Collected data entries:
--- --- ---
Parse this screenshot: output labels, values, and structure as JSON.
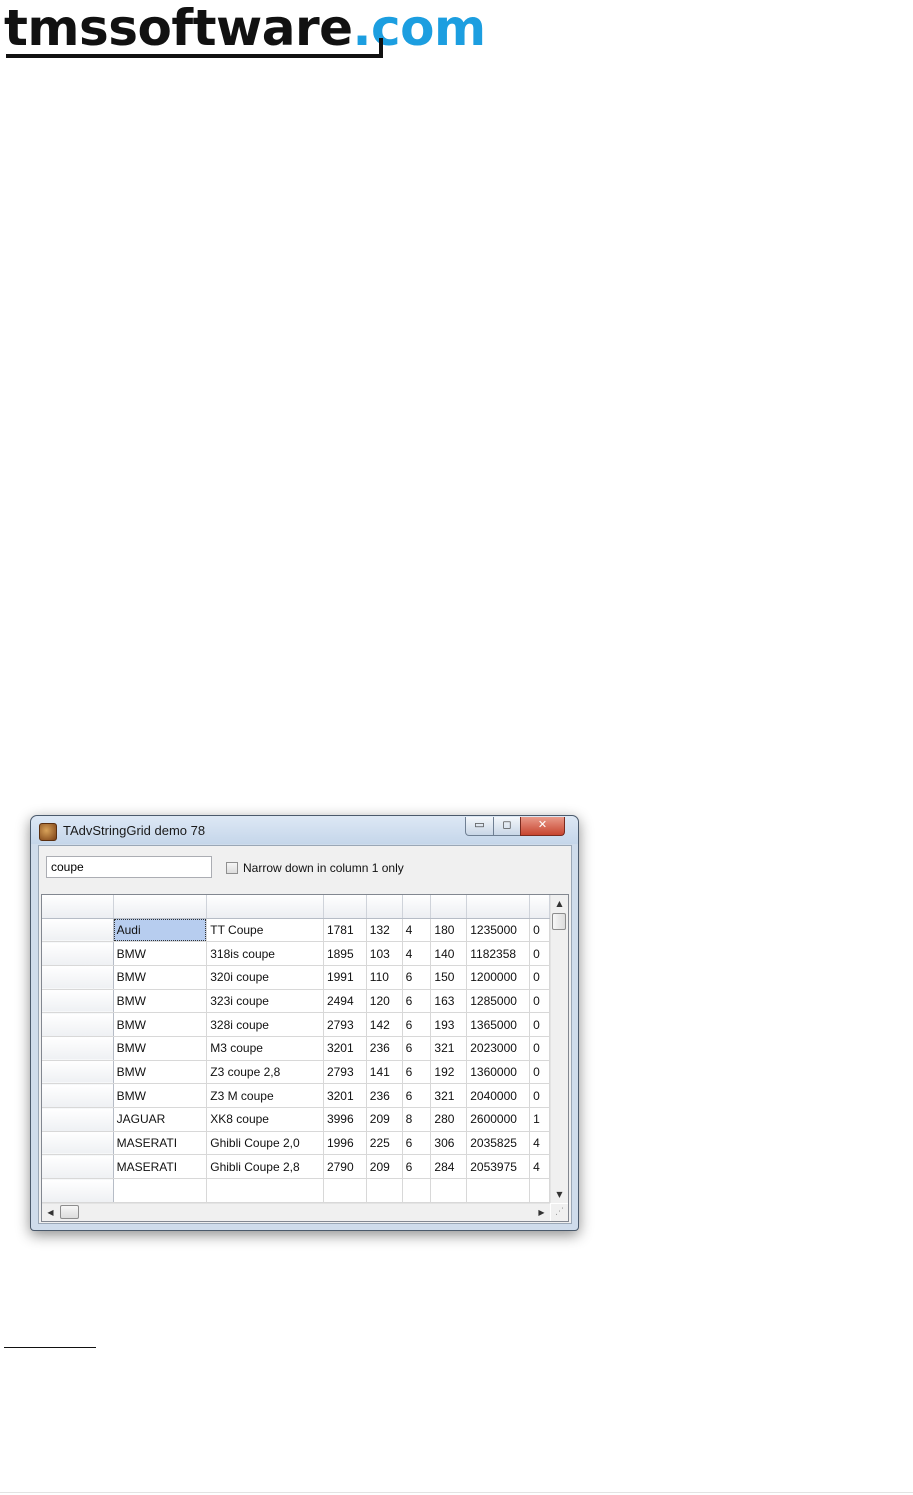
{
  "logo": {
    "main": "tmssoftware",
    "dot": ".",
    "tld": "com"
  },
  "window": {
    "title": "TAdvStringGrid demo 78",
    "min_glyph": "▭",
    "max_glyph": "◻",
    "close_glyph": "✕"
  },
  "search": {
    "value": "coupe"
  },
  "narrow_checkbox": {
    "label": "Narrow down in column 1 only",
    "checked": false
  },
  "grid": {
    "rows": [
      [
        "Audi",
        "TT Coupe",
        "1781",
        "132",
        "4",
        "180",
        "1235000",
        "0"
      ],
      [
        "BMW",
        "318is coupe",
        "1895",
        "103",
        "4",
        "140",
        "1182358",
        "0"
      ],
      [
        "BMW",
        "320i coupe",
        "1991",
        "110",
        "6",
        "150",
        "1200000",
        "0"
      ],
      [
        "BMW",
        "323i coupe",
        "2494",
        "120",
        "6",
        "163",
        "1285000",
        "0"
      ],
      [
        "BMW",
        "328i coupe",
        "2793",
        "142",
        "6",
        "193",
        "1365000",
        "0"
      ],
      [
        "BMW",
        "M3 coupe",
        "3201",
        "236",
        "6",
        "321",
        "2023000",
        "0"
      ],
      [
        "BMW",
        "Z3 coupe 2,8",
        "2793",
        "141",
        "6",
        "192",
        "1360000",
        "0"
      ],
      [
        "BMW",
        "Z3 M coupe",
        "3201",
        "236",
        "6",
        "321",
        "2040000",
        "0"
      ],
      [
        "JAGUAR",
        "XK8 coupe",
        "3996",
        "209",
        "8",
        "280",
        "2600000",
        "1"
      ],
      [
        "MASERATI",
        "Ghibli Coupe 2,0",
        "1996",
        "225",
        "6",
        "306",
        "2035825",
        "4"
      ],
      [
        "MASERATI",
        "Ghibli Coupe 2,8",
        "2790",
        "209",
        "6",
        "284",
        "2053975",
        "4"
      ]
    ],
    "selected_cell": "Audi"
  },
  "scrollbar": {
    "up": "▲",
    "down": "▼",
    "left": "◀",
    "right": "▶",
    "grip": "⋰"
  },
  "colors": {
    "brand_blue": "#1c9ee0",
    "selection": "#b7cdef",
    "titlebar": "#cfdceb",
    "close_red": "#c74530"
  }
}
--- --- ---
Strip the images and reproduce the remaining records precisely.

Result of the task
Parse this screenshot: output labels, values, and structure as JSON.
{
  "logo": {
    "main": "tmssoftware",
    "dot": ".",
    "tld": "com"
  },
  "window": {
    "title": "TAdvStringGrid demo 78",
    "min_glyph": "▭",
    "max_glyph": "◻",
    "close_glyph": "✕"
  },
  "search": {
    "value": "coupe"
  },
  "narrow_checkbox": {
    "label": "Narrow down in column 1 only",
    "checked": false
  },
  "grid": {
    "rows": [
      [
        "Audi",
        "TT Coupe",
        "1781",
        "132",
        "4",
        "180",
        "1235000",
        "0"
      ],
      [
        "BMW",
        "318is coupe",
        "1895",
        "103",
        "4",
        "140",
        "1182358",
        "0"
      ],
      [
        "BMW",
        "320i coupe",
        "1991",
        "110",
        "6",
        "150",
        "1200000",
        "0"
      ],
      [
        "BMW",
        "323i coupe",
        "2494",
        "120",
        "6",
        "163",
        "1285000",
        "0"
      ],
      [
        "BMW",
        "328i coupe",
        "2793",
        "142",
        "6",
        "193",
        "1365000",
        "0"
      ],
      [
        "BMW",
        "M3 coupe",
        "3201",
        "236",
        "6",
        "321",
        "2023000",
        "0"
      ],
      [
        "BMW",
        "Z3 coupe 2,8",
        "2793",
        "141",
        "6",
        "192",
        "1360000",
        "0"
      ],
      [
        "BMW",
        "Z3 M coupe",
        "3201",
        "236",
        "6",
        "321",
        "2040000",
        "0"
      ],
      [
        "JAGUAR",
        "XK8 coupe",
        "3996",
        "209",
        "8",
        "280",
        "2600000",
        "1"
      ],
      [
        "MASERATI",
        "Ghibli Coupe 2,0",
        "1996",
        "225",
        "6",
        "306",
        "2035825",
        "4"
      ],
      [
        "MASERATI",
        "Ghibli Coupe 2,8",
        "2790",
        "209",
        "6",
        "284",
        "2053975",
        "4"
      ]
    ],
    "selected_cell": "Audi"
  },
  "scrollbar": {
    "up": "▲",
    "down": "▼",
    "left": "◀",
    "right": "▶",
    "grip": "⋰"
  },
  "colors": {
    "brand_blue": "#1c9ee0",
    "selection": "#b7cdef",
    "titlebar": "#cfdceb",
    "close_red": "#c74530"
  }
}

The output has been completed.